TASK STATEMENT:
Where the word "apoio" occurs in a line, return that line.

GIVEN INFORMATION:
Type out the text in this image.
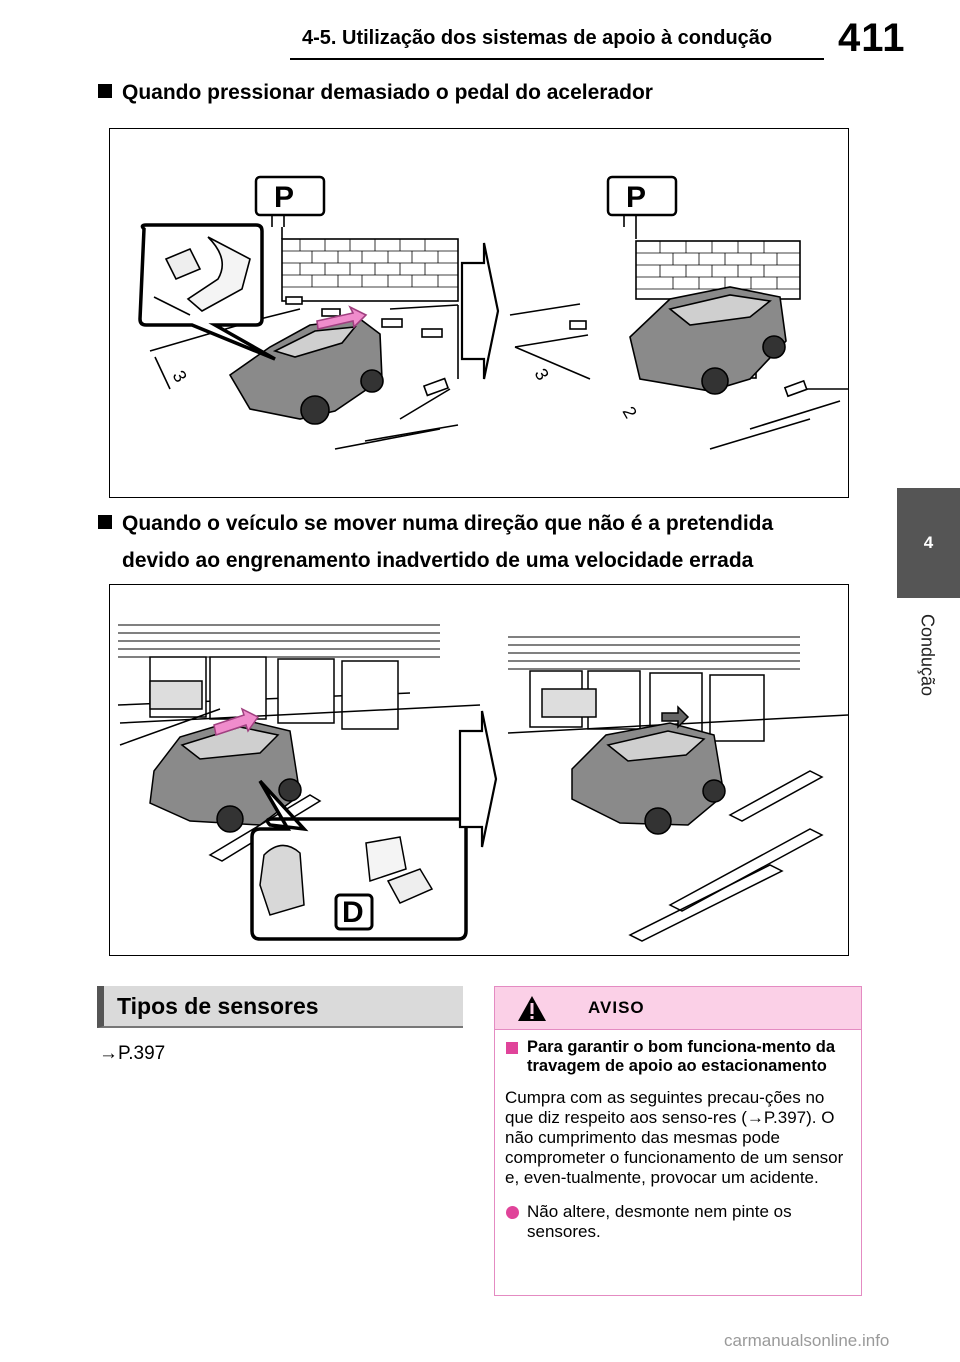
4-5. Utilização dos sistemas de apoio à condução 411
4
Condução
Quando pressionar demasiado o pedal do acelerador
3	3
2
P	P
Quando o veículo se mover numa direção que não é a pretendida
devido ao engrenamento inadvertido de uma velocidade errada
D
Tipos de sensores
→P.397
AVISO
Para garantir o bom funciona-mento da travagem de apoio ao estacionamento
Cumpra com as seguintes precau-ções no que diz respeito aos senso-res (→P.397). O não cumprimento das mesmas pode comprometer o funcionamento de um sensor e, even-tualmente, provocar um acidente.
Não altere, desmonte nem pinte os sensores.
carmanualsonline.info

RESULT FOR THIS TASK:
4-5. Utilização dos sistemas de apoio à condução 411
Para garantir o bom funciona-mento da travagem de apoio ao estacionamento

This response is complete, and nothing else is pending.